* Description of the task: In the entries that follow, find the word "pero" and report each line it is on.

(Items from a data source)
---*---

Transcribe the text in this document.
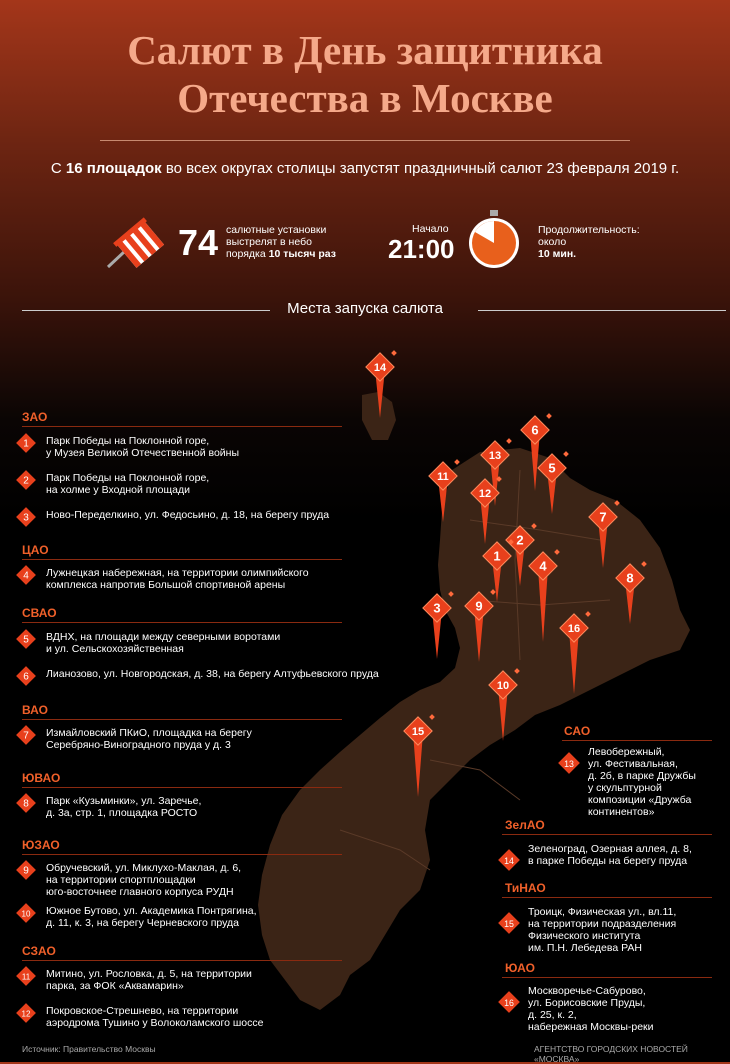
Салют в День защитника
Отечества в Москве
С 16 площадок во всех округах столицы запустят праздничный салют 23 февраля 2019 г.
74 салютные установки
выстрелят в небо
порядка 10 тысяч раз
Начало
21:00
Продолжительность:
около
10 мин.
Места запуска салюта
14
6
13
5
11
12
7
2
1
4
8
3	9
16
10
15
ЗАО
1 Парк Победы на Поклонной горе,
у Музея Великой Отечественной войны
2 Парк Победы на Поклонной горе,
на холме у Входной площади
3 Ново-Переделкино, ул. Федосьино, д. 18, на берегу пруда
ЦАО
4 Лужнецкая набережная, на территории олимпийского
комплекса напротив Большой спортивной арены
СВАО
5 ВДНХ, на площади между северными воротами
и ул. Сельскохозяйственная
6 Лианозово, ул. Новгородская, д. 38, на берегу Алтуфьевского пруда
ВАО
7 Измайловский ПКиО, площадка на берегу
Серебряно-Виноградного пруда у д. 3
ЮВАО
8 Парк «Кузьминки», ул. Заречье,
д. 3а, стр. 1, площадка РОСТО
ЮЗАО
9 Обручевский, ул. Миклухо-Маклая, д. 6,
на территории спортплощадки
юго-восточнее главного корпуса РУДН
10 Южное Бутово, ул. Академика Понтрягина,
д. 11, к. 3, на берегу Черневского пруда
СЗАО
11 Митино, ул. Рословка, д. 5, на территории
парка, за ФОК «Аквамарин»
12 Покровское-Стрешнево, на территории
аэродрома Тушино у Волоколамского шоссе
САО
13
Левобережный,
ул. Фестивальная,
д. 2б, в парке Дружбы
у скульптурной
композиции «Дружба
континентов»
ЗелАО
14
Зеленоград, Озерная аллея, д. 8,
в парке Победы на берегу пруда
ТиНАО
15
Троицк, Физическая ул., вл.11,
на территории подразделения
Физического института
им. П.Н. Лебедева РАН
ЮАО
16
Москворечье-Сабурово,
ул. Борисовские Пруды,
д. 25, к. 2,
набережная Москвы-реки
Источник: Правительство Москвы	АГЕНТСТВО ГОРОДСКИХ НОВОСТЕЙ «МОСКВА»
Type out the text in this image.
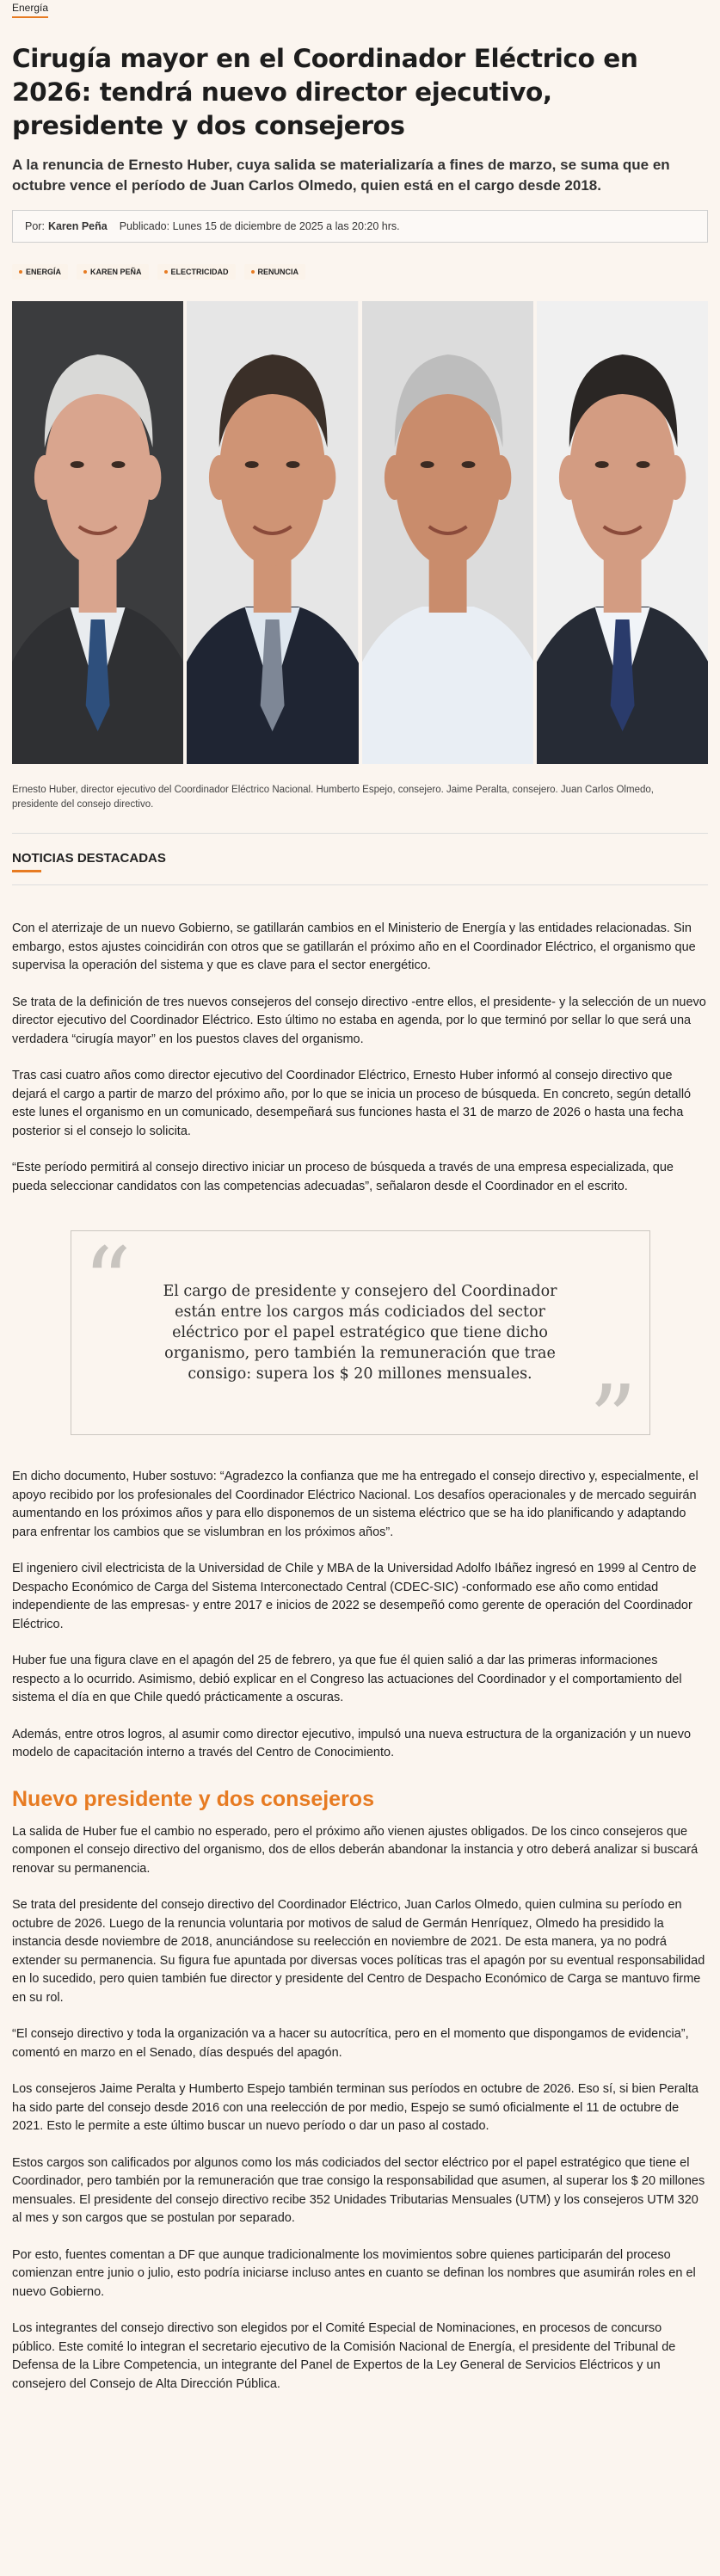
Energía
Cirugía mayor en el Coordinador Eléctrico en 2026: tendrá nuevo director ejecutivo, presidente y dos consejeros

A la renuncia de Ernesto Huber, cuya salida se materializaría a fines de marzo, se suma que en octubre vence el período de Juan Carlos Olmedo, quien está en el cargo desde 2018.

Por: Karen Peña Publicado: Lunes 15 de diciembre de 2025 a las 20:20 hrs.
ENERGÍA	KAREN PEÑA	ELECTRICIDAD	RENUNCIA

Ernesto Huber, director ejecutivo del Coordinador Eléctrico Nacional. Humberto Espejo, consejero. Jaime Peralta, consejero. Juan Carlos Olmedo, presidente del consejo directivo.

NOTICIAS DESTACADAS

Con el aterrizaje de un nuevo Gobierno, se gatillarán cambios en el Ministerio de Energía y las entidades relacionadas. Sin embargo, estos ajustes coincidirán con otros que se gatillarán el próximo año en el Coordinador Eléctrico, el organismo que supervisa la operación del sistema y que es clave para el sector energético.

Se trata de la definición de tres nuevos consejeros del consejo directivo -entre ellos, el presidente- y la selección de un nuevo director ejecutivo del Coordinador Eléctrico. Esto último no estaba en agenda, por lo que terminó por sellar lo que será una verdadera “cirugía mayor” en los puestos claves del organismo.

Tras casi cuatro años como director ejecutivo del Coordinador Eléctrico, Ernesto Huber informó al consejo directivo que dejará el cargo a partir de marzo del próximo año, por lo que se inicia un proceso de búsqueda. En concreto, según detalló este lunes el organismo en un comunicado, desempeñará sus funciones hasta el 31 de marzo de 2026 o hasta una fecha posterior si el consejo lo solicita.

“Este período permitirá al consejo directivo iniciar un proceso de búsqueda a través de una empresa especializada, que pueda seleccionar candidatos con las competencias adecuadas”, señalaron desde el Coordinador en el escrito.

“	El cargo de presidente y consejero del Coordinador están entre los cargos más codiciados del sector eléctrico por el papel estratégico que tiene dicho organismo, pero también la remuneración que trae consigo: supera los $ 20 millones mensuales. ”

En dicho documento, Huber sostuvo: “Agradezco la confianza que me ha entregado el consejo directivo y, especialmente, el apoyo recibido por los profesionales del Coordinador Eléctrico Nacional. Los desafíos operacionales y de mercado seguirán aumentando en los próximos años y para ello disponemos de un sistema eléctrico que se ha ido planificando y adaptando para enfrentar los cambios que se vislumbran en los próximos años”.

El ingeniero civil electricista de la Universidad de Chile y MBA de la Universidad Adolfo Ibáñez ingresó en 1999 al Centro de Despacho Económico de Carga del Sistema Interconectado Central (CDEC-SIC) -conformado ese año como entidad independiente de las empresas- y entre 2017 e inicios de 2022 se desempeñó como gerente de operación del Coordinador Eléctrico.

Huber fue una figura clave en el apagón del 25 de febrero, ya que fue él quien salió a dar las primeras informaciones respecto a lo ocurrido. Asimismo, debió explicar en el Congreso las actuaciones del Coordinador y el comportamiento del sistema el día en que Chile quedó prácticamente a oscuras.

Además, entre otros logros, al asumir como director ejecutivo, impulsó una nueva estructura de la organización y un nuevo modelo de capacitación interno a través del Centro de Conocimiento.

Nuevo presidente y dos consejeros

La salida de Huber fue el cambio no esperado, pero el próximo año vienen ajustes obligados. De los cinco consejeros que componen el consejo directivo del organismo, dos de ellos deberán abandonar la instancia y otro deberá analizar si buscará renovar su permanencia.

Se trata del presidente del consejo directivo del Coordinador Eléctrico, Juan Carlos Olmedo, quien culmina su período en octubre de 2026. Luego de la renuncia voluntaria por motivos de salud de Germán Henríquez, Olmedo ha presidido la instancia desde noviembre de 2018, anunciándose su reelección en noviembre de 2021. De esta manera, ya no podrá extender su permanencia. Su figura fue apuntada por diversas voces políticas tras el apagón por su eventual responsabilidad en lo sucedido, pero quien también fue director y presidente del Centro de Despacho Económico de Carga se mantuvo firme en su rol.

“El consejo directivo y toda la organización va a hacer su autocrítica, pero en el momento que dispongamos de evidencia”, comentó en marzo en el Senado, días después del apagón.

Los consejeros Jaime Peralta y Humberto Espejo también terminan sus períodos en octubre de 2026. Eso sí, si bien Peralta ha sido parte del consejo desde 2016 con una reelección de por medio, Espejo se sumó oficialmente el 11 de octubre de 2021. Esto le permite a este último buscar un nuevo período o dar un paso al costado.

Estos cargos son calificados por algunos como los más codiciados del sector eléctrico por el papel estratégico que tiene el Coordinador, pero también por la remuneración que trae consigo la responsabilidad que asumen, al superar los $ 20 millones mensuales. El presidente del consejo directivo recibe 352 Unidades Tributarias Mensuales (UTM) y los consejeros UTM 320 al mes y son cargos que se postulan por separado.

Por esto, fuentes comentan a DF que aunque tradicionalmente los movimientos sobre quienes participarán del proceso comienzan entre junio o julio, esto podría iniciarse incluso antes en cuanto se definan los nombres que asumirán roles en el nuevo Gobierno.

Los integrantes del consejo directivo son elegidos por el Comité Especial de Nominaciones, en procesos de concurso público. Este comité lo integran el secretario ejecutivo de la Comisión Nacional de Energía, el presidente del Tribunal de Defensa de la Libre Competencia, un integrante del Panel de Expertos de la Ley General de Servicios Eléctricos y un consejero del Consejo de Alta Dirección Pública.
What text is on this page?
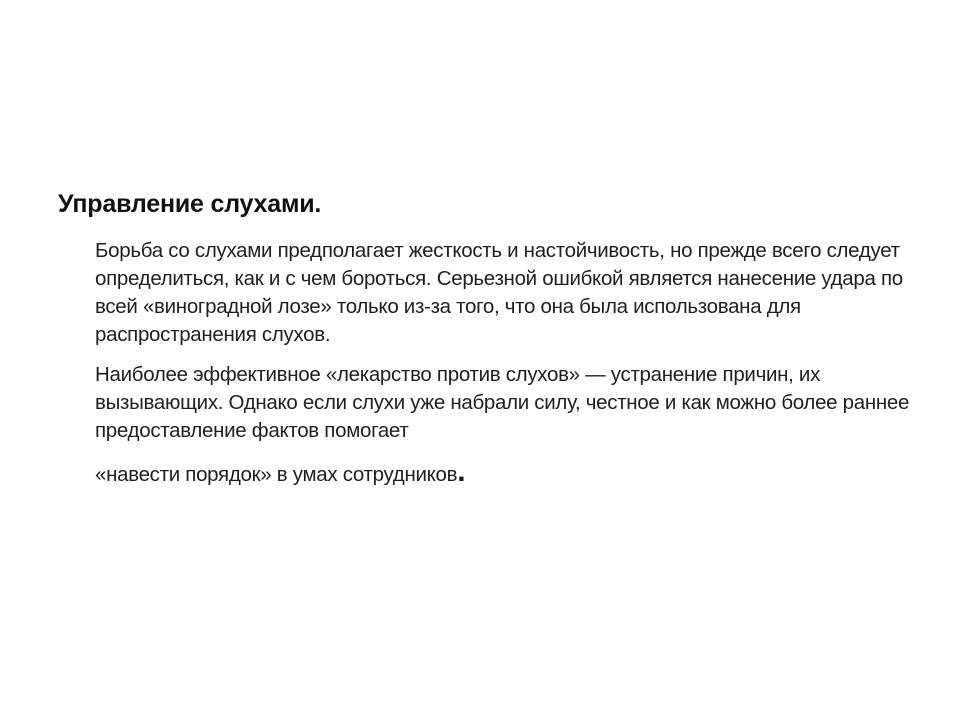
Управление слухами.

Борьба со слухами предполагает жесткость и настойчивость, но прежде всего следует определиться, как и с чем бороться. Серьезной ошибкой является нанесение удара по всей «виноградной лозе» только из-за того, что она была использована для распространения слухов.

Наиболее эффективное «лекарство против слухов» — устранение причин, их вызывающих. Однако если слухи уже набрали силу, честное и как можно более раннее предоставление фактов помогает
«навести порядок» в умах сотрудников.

---*---

* Task answer:
“	El cargo de presidente y consejero del Coordinador están entre los cargos más codiciados del sector eléctrico por el papel estratégico que tiene dicho organismo, pero también la remuneración que trae consigo: supera los $ 20 millones mensuales. ”
La salida de Huber fue el cambio no esperado, pero el próximo año vienen ajustes obligados. De los cinco consejeros que componen el consejo directivo del organismo, dos de ellos deberán abandonar la instancia y otro deberá analizar si buscará renovar su permanencia.
Se trata del presidente del consejo directivo del Coordinador Eléctrico, Juan Carlos Olmedo, quien culmina su período en octubre de 2026. Luego de la renuncia voluntaria por motivos de salud de Germán Henríquez, Olmedo ha presidido la instancia desde noviembre de 2018, anunciándose su reelección en noviembre de 2021. De esta manera, ya no podrá extender su permanencia. Su figura fue apuntada por diversas voces políticas tras el apagón por su eventual responsabilidad en lo sucedido, pero quien también fue director y presidente del Centro de Despacho Económico de Carga se mantuvo firme en su rol.
“El consejo directivo y toda la organización va a hacer su autocrítica, pero en el momento que dispongamos de evidencia”, comentó en marzo en el Senado, días después del apagón.
Estos cargos son calificados por algunos como los más codiciados del sector eléctrico por el papel estratégico que tiene el Coordinador, pero también por la remuneración que trae consigo la responsabilidad que asumen, al superar los $ 20 millones mensuales. El presidente del consejo directivo recibe 352 Unidades Tributarias Mensuales (UTM) y los consejeros UTM 320 al mes y son cargos que se postulan por separado.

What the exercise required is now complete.